:: Given data ::
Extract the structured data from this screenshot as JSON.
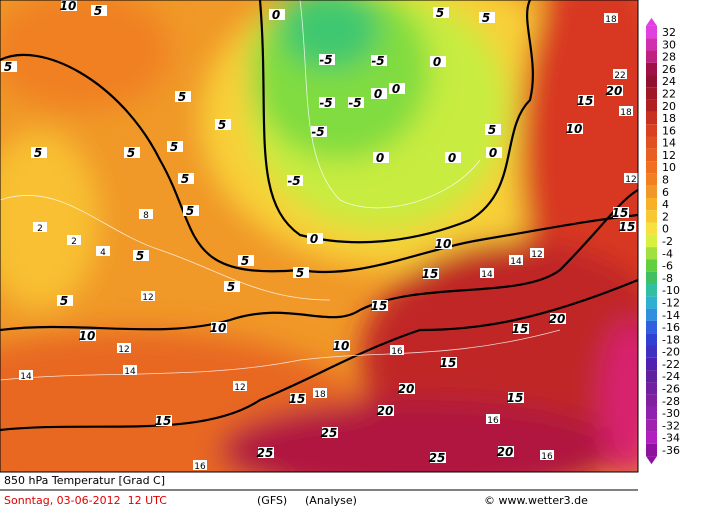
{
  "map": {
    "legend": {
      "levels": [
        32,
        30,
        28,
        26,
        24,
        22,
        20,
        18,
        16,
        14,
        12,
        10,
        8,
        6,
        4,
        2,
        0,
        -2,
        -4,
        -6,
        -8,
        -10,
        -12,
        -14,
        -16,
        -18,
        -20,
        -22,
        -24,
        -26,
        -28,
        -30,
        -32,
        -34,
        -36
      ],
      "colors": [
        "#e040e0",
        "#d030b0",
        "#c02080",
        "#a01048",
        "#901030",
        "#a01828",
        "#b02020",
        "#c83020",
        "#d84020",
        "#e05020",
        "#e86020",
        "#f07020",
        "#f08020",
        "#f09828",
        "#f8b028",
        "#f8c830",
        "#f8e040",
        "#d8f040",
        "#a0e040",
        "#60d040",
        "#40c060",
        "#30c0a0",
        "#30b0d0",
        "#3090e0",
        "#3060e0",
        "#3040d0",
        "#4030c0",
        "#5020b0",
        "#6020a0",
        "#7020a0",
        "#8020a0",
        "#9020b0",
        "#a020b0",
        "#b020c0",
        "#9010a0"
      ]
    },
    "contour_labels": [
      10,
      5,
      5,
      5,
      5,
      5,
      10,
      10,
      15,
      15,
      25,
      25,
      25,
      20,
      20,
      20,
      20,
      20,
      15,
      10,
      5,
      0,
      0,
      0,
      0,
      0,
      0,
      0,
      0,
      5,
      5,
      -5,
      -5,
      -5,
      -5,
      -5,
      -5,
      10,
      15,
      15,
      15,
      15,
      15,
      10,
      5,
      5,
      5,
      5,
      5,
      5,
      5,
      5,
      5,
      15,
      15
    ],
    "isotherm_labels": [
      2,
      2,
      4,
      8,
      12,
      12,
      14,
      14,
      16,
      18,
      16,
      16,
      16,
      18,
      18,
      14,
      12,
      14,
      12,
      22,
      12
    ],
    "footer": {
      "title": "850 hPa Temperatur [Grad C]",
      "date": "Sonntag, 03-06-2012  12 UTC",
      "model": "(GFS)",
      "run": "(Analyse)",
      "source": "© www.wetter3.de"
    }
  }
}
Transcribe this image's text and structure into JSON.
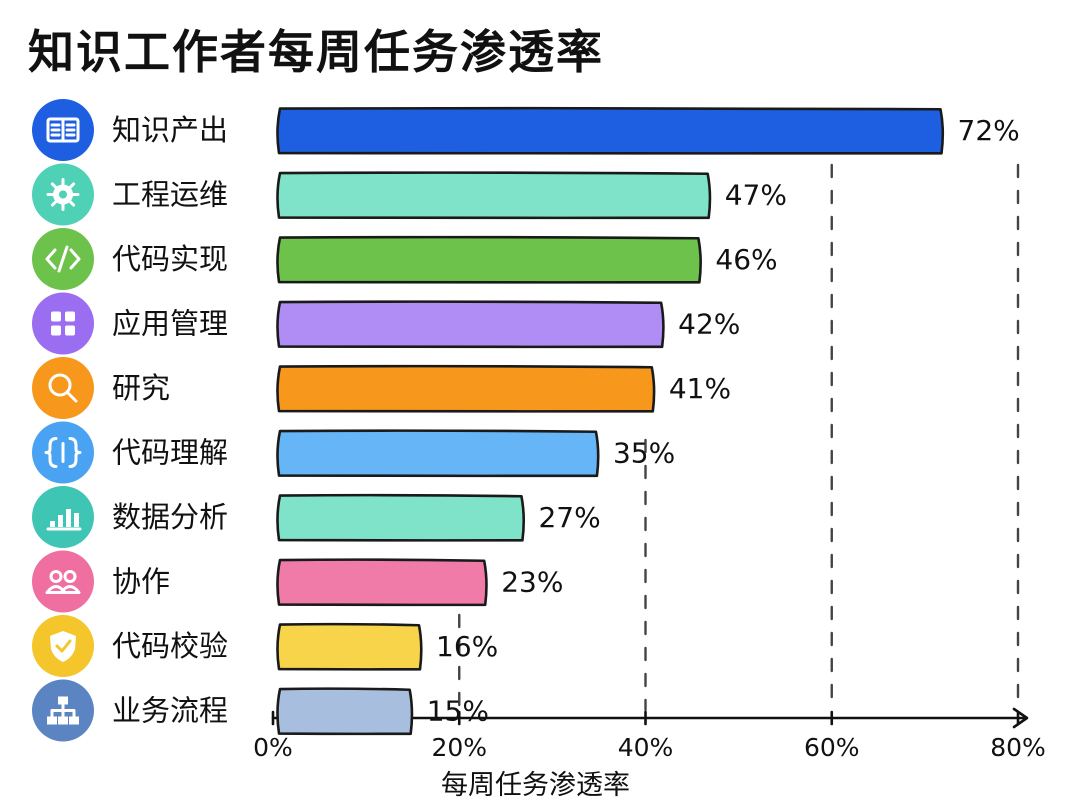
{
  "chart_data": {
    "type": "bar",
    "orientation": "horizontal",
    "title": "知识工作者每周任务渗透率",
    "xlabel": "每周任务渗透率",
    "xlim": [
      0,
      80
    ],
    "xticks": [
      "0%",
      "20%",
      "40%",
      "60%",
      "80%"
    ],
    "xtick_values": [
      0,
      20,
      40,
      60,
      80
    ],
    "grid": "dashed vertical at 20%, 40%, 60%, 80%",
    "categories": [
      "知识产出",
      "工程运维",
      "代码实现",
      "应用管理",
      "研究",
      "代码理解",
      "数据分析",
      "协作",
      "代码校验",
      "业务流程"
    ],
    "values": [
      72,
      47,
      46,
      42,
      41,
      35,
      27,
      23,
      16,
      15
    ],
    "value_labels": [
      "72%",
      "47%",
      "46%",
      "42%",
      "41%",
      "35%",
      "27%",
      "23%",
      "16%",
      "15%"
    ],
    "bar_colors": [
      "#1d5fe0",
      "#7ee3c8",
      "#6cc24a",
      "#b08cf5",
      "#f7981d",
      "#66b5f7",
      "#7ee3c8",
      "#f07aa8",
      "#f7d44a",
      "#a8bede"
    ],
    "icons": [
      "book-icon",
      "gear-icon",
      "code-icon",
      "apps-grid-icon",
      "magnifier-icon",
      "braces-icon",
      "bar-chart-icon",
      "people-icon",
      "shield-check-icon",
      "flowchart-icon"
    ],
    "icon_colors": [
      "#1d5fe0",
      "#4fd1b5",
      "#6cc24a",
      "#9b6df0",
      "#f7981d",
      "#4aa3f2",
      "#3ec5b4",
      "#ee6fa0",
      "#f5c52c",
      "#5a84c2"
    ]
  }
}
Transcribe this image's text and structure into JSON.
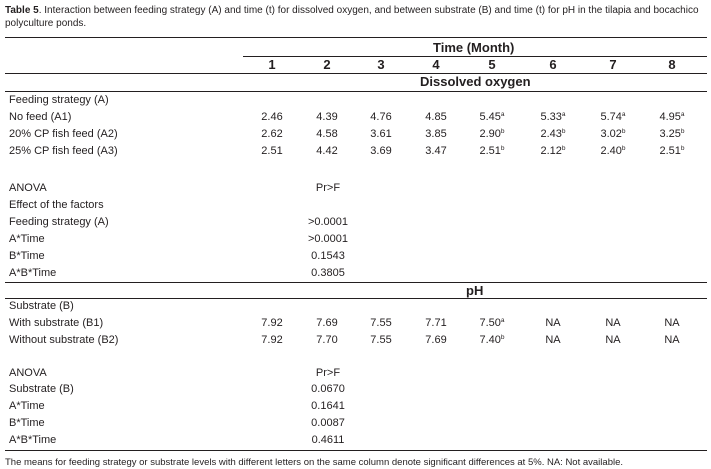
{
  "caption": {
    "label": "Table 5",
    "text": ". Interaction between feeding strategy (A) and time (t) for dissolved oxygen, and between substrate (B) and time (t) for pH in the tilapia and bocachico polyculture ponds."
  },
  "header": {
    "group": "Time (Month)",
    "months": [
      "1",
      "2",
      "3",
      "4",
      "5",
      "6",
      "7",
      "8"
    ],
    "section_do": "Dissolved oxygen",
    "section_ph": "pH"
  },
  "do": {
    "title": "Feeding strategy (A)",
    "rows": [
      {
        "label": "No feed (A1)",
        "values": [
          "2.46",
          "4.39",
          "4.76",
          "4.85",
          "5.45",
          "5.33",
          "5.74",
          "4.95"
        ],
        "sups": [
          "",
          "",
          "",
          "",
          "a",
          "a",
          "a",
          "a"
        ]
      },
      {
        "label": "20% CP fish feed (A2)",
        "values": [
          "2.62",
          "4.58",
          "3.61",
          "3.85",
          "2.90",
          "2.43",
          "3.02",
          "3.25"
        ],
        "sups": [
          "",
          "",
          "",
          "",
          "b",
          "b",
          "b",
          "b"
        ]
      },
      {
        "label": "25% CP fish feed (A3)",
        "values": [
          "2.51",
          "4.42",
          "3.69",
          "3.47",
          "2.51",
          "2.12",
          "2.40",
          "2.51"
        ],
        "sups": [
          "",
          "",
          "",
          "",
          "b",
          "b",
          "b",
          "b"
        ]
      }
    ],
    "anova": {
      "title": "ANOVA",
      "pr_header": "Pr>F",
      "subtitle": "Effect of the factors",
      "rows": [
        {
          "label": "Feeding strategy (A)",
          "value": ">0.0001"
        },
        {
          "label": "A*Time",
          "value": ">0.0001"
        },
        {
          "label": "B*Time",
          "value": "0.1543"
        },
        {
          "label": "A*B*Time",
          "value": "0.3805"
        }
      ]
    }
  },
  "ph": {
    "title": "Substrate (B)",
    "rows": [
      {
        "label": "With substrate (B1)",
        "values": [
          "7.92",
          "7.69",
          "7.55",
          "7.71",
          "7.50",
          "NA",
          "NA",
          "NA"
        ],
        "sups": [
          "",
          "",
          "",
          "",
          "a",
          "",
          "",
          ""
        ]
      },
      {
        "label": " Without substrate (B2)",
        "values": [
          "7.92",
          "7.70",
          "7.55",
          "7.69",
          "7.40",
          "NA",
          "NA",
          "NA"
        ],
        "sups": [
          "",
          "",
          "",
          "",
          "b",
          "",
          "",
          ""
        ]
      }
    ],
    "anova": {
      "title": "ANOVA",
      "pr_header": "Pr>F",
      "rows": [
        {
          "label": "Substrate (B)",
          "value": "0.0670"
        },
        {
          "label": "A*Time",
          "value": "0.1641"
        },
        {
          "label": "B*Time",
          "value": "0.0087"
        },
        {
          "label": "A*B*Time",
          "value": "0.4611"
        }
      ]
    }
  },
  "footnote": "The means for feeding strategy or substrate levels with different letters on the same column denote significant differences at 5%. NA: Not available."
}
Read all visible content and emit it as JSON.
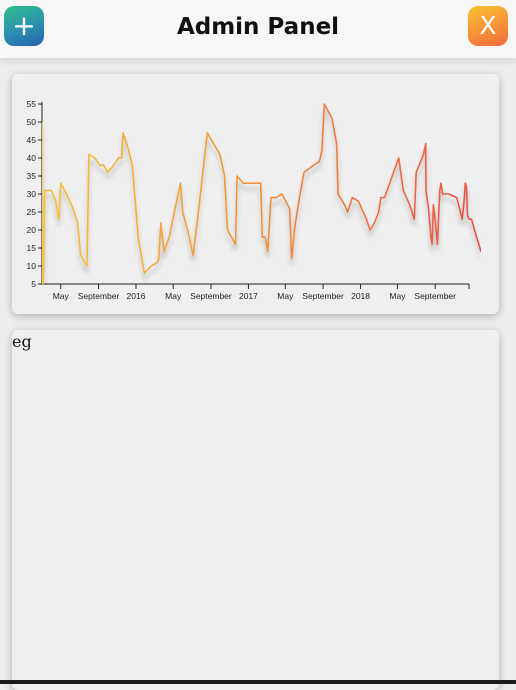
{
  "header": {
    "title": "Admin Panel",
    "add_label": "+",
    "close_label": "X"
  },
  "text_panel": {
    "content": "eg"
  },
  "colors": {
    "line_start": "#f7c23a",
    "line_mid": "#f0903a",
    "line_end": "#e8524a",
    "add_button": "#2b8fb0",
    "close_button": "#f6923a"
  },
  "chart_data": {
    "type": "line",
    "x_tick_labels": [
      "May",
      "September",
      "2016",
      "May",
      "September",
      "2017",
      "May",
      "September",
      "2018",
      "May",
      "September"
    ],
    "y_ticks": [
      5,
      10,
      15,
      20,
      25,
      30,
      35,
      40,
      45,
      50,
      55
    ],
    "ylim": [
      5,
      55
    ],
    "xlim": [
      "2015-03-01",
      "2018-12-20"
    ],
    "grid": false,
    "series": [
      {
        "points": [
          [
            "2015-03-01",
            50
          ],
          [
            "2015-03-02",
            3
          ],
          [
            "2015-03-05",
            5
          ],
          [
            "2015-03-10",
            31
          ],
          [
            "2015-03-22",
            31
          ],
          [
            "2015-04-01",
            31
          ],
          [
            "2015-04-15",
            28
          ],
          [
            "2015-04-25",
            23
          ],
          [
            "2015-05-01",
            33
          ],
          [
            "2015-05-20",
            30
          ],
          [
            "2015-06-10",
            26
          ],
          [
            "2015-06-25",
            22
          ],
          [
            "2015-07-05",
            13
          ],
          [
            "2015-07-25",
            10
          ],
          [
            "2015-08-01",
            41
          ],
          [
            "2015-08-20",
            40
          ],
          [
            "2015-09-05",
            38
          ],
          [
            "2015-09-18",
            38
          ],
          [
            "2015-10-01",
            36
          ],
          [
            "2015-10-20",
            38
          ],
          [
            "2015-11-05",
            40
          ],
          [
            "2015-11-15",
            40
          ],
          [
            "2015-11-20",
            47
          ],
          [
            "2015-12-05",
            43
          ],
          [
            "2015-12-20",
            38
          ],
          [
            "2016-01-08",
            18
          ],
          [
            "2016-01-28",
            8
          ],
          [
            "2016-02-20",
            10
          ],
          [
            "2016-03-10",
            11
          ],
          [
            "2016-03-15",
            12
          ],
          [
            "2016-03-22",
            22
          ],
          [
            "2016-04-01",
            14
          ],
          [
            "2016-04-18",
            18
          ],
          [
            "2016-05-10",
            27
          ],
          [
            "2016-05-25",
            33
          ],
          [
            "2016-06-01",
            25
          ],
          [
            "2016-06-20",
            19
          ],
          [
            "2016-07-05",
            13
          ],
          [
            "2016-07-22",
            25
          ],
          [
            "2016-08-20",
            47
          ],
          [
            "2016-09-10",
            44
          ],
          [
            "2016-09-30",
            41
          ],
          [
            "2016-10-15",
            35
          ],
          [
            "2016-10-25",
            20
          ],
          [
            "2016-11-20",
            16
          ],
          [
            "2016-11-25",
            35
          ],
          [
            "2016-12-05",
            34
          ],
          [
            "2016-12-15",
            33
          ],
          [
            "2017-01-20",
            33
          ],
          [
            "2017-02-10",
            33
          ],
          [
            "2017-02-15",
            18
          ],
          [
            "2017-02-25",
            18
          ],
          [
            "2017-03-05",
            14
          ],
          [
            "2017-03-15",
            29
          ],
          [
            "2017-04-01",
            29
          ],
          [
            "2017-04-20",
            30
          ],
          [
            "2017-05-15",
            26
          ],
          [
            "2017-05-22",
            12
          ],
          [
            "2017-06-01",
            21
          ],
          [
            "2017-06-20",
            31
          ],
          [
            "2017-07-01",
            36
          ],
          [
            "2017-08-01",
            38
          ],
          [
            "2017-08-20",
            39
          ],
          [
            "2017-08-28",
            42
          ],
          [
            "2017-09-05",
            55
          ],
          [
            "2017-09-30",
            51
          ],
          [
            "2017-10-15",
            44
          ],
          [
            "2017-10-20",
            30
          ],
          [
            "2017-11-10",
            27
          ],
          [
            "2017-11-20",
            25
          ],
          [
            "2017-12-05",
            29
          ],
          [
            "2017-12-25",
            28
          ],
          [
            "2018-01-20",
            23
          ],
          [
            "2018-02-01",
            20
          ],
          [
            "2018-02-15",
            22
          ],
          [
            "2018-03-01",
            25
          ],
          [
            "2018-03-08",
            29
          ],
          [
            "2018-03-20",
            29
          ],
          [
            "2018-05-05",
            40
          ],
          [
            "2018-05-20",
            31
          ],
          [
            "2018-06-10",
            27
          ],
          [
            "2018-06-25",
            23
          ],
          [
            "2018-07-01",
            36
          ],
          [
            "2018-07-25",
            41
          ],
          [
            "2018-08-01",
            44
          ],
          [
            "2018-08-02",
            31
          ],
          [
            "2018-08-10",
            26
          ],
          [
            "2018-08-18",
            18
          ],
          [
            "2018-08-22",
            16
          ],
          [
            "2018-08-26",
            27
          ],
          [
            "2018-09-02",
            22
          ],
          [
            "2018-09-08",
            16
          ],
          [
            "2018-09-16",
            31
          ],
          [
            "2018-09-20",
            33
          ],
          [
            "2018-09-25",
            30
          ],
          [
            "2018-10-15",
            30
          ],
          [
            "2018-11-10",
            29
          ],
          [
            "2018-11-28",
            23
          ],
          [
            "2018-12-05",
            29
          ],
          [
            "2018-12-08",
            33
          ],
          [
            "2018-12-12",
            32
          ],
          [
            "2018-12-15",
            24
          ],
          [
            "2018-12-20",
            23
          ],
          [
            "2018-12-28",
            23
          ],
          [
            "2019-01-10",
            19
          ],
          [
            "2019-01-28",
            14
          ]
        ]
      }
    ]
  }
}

:: Aim ::
Among the entries above, identify all lines with "levels" and copy them.

:: The solution ::
      "levels": [
  "footnote": "The means for feeding strategy or substrate levels with different letters on the same column denote significant differences at 5%. NA: Not available."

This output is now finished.